# What is needed
Reproduce the records word for word, from the very first line down through the line containing "comment-icon bbox=[514, 238, 554, 274]", with both of those lines included.

──────── Data entries ────────

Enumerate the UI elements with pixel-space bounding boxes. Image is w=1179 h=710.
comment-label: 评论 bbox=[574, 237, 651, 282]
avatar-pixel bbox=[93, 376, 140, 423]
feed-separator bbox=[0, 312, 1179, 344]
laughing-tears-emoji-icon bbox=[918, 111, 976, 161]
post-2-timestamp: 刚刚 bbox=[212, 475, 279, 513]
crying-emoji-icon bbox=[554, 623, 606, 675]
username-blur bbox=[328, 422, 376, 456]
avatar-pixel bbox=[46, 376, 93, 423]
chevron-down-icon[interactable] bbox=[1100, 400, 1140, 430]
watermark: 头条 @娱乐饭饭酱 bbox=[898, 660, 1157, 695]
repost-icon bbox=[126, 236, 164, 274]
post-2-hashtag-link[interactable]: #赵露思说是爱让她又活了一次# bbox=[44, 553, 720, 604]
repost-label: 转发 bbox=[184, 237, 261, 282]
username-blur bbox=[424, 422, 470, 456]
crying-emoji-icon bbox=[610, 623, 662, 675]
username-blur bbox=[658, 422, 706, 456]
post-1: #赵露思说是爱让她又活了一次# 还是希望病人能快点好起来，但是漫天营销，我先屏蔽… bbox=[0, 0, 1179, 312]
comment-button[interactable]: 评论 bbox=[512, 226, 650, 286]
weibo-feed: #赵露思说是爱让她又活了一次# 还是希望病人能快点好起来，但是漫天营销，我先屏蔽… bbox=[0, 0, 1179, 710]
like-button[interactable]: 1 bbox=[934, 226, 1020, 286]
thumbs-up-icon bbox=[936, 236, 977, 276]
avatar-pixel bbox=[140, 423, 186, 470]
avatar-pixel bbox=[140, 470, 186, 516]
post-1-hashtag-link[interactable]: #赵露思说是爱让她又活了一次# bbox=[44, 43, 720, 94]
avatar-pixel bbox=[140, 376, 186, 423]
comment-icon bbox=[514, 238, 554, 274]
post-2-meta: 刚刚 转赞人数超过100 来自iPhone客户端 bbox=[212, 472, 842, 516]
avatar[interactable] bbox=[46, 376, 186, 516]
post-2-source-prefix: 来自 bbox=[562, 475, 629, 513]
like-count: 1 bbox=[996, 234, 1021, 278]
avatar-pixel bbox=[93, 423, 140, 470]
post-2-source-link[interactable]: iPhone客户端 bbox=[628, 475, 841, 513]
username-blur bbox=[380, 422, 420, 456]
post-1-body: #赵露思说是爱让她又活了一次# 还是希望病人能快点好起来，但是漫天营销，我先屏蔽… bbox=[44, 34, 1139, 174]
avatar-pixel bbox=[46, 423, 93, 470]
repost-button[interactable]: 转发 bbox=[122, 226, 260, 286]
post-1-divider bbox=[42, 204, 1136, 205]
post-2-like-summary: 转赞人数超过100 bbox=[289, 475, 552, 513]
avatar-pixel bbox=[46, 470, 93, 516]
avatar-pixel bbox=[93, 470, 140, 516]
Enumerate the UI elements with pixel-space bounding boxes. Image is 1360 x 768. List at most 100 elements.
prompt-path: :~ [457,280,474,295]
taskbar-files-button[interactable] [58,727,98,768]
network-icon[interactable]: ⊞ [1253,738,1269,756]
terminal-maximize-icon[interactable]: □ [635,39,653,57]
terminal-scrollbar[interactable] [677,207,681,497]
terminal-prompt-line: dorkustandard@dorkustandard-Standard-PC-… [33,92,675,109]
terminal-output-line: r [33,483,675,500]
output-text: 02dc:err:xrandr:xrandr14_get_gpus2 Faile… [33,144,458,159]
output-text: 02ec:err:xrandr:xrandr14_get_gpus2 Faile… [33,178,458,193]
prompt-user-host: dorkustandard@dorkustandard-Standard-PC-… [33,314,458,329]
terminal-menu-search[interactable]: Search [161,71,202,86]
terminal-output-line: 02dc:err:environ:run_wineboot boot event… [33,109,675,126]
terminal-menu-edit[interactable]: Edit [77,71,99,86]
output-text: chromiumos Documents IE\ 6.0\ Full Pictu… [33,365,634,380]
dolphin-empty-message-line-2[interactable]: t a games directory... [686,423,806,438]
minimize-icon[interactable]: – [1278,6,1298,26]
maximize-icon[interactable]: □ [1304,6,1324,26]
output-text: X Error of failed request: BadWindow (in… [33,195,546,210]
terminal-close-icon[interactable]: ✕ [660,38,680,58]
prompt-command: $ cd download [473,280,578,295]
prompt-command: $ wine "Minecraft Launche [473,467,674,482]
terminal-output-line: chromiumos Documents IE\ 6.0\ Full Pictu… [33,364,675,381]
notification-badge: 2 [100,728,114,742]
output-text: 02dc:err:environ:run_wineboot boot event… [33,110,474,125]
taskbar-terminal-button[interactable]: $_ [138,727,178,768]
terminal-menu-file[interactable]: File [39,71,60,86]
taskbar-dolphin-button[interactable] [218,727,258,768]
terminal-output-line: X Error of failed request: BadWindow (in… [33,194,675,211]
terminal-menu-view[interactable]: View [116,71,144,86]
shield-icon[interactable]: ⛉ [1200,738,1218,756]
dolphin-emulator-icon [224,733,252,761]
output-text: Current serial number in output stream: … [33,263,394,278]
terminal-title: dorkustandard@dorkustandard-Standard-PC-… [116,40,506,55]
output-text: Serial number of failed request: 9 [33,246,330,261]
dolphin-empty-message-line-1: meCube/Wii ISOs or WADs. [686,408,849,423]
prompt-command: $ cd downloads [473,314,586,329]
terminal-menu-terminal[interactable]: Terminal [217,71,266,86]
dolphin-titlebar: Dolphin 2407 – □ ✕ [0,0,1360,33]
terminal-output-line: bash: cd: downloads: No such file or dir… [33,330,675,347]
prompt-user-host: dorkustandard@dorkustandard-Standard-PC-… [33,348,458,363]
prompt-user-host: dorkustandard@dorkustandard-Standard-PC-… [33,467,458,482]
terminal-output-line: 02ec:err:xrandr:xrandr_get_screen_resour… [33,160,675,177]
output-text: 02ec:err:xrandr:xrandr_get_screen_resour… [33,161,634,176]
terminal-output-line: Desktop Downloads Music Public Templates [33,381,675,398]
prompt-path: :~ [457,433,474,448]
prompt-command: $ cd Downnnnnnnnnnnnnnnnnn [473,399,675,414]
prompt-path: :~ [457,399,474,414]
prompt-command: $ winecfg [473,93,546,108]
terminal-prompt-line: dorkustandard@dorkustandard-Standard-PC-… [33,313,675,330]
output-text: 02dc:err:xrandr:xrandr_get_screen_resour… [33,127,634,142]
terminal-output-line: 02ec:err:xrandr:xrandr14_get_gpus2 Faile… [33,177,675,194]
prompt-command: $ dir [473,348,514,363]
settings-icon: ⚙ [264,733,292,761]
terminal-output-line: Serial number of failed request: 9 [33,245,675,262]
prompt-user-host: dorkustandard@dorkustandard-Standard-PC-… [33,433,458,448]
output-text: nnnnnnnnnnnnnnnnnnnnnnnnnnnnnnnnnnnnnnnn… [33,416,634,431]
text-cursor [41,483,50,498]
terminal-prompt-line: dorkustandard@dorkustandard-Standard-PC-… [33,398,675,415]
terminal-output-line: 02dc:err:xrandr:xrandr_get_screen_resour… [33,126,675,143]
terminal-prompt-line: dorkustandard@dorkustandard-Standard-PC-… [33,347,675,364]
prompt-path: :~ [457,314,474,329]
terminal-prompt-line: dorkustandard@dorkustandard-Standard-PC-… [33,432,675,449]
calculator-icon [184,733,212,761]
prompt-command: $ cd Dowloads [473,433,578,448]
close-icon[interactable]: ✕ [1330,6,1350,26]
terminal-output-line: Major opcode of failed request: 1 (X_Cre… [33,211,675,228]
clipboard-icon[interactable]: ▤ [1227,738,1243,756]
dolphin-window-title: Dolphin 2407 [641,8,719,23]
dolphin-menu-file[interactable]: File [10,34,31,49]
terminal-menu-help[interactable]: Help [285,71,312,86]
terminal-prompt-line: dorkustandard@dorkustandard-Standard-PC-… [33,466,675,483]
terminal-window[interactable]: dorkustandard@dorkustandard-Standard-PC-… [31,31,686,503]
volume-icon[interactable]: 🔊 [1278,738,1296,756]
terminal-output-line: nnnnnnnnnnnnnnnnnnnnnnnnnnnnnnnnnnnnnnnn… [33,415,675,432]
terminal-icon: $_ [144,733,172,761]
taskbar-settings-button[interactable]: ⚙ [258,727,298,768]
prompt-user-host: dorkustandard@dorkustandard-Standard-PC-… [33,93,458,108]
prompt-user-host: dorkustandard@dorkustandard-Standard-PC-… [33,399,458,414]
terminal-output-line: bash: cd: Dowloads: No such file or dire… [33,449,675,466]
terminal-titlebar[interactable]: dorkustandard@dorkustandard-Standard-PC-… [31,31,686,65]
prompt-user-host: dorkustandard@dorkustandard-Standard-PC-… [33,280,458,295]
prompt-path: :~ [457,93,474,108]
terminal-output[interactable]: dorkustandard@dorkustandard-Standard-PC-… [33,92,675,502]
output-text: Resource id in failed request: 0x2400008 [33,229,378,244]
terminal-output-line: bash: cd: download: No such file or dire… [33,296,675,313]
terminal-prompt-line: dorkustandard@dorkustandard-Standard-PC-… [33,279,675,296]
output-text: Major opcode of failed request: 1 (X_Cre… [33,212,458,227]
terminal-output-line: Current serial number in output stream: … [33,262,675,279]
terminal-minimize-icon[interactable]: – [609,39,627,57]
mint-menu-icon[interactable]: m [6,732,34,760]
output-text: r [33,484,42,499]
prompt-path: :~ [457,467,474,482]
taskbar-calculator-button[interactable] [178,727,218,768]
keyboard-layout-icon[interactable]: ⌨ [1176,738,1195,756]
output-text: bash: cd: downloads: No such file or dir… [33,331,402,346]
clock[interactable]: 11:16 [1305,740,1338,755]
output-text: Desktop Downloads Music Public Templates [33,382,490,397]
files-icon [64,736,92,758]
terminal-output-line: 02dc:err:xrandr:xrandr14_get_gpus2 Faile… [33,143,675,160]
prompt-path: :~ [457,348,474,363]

────────

# Response to this exercise
Enumerate the UI elements with pixel-space bounding boxes. Image is w=1179 h=710.
comment-label: 评论 bbox=[574, 237, 651, 282]
avatar-pixel bbox=[93, 376, 140, 423]
feed-separator bbox=[0, 312, 1179, 344]
laughing-tears-emoji-icon bbox=[918, 111, 976, 161]
post-2-timestamp: 刚刚 bbox=[212, 475, 279, 513]
crying-emoji-icon bbox=[554, 623, 606, 675]
username-blur bbox=[328, 422, 376, 456]
avatar-pixel bbox=[46, 376, 93, 423]
chevron-down-icon[interactable] bbox=[1100, 400, 1140, 430]
watermark: 头条 @娱乐饭饭酱 bbox=[898, 660, 1157, 695]
repost-icon bbox=[126, 236, 164, 274]
post-2-hashtag-link[interactable]: #赵露思说是爱让她又活了一次# bbox=[44, 553, 720, 604]
repost-label: 转发 bbox=[184, 237, 261, 282]
username-blur bbox=[424, 422, 470, 456]
crying-emoji-icon bbox=[610, 623, 662, 675]
username-blur bbox=[658, 422, 706, 456]
post-1: #赵露思说是爱让她又活了一次# 还是希望病人能快点好起来，但是漫天营销，我先屏蔽… bbox=[0, 0, 1179, 312]
comment-button[interactable]: 评论 bbox=[512, 226, 650, 286]
weibo-feed: #赵露思说是爱让她又活了一次# 还是希望病人能快点好起来，但是漫天营销，我先屏蔽… bbox=[0, 0, 1179, 710]
like-button[interactable]: 1 bbox=[934, 226, 1020, 286]
thumbs-up-icon bbox=[936, 236, 977, 276]
avatar-pixel bbox=[140, 423, 186, 470]
avatar-pixel bbox=[140, 470, 186, 516]
post-1-hashtag-link[interactable]: #赵露思说是爱让她又活了一次# bbox=[44, 43, 720, 94]
avatar-pixel bbox=[140, 376, 186, 423]
comment-icon bbox=[514, 238, 554, 274]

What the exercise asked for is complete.